Aim:
Your task is to gather the lines below that hold the string "宇宙平面的扭曲".

◇ ◇ ◇ ◇ ◇

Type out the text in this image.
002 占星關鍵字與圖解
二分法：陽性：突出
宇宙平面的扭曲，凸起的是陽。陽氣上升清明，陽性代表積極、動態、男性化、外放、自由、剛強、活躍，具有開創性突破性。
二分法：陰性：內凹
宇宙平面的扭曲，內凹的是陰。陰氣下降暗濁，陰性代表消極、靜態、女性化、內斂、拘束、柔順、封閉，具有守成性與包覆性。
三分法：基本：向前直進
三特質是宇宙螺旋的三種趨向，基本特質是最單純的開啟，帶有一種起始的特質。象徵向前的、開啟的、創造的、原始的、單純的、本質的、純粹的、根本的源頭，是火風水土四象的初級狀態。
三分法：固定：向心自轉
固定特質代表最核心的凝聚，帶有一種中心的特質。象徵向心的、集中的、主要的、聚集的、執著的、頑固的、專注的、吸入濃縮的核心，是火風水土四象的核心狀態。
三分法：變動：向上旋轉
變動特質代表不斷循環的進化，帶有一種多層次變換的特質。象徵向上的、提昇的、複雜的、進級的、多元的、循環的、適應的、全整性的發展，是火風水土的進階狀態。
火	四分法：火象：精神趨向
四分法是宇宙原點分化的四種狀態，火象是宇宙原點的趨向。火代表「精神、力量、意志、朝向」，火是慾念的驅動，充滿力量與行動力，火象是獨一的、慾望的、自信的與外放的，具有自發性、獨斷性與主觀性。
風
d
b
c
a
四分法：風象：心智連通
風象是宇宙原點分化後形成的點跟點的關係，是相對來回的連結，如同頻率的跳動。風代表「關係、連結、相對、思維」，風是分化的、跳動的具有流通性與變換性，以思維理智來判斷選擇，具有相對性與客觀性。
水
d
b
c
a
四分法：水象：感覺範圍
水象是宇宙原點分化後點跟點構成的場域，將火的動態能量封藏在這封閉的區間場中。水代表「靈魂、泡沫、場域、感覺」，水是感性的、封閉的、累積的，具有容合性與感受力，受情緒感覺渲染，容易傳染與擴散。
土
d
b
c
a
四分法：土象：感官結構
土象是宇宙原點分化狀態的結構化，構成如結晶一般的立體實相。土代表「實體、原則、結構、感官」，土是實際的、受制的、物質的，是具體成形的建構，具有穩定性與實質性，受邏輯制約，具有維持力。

◇ ◇ ◇ ◇ ◇

Output for this exercise:
宇宙平面的扭曲，凸起的是陽。陽氣上升清明，陽性代表積極、動態、男性化、外放、自由、剛強、活躍，具有開創性突破性。
宇宙平面的扭曲，內凹的是陰。陰氣下降暗濁，陰性代表消極、靜態、女性化、內斂、拘束、柔順、封閉，具有守成性與包覆性。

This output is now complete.